Your goal:
Which lines hold the word "Grosso"? Copy each of them from the material.

Rows:
+++

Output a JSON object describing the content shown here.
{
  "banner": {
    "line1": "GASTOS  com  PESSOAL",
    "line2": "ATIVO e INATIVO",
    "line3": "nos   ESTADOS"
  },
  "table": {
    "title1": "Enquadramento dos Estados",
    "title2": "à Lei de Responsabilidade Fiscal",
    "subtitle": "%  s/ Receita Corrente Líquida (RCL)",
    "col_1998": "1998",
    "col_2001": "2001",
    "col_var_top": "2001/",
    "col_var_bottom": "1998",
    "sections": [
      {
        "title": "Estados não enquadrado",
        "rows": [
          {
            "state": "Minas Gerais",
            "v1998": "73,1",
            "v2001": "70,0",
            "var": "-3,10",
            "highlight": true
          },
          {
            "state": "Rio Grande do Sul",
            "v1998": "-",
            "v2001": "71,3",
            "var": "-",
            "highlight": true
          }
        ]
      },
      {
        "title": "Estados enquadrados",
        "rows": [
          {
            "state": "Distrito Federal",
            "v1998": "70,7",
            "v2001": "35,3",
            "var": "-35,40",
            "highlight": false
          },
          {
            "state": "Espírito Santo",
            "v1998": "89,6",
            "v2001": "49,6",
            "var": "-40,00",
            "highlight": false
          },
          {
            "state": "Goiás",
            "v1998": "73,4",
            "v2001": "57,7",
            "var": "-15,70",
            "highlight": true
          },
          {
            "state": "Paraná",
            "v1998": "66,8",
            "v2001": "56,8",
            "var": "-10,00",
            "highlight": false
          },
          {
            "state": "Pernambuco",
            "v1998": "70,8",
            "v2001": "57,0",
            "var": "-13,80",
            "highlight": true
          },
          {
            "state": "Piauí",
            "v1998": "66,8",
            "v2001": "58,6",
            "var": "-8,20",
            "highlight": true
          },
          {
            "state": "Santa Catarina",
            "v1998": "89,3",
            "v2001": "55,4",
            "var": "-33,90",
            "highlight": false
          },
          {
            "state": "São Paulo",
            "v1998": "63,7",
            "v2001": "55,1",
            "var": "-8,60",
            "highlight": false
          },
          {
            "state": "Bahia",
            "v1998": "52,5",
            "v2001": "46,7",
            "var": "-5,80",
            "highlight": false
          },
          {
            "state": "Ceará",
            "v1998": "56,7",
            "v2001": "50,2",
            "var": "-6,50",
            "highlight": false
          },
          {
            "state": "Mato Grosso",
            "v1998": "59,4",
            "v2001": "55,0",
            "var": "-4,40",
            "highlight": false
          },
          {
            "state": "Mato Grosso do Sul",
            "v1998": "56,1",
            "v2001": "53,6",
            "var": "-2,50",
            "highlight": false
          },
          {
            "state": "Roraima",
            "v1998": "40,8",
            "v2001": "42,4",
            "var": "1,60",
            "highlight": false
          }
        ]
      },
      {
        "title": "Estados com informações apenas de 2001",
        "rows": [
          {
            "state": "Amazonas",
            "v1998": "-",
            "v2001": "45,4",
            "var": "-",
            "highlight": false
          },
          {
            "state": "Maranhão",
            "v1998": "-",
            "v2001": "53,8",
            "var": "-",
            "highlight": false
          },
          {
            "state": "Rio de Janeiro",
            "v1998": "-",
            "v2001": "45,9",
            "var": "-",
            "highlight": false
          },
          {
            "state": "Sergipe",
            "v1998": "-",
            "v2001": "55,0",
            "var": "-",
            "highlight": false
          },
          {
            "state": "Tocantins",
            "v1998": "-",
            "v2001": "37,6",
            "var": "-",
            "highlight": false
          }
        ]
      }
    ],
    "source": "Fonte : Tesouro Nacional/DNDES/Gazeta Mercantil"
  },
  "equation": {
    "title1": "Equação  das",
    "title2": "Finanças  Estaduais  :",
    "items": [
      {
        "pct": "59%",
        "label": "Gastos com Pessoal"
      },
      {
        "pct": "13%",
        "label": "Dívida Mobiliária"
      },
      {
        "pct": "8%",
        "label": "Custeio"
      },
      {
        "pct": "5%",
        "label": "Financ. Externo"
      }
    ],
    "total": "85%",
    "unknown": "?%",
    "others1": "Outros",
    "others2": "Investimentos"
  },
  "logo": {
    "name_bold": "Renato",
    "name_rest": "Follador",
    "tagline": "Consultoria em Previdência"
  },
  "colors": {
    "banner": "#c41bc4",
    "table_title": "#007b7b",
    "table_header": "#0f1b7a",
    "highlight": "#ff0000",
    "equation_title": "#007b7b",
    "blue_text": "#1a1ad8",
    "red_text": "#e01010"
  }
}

+++

In response:
            "state": "Mato Grosso",
            "state": "Mato Grosso do Sul",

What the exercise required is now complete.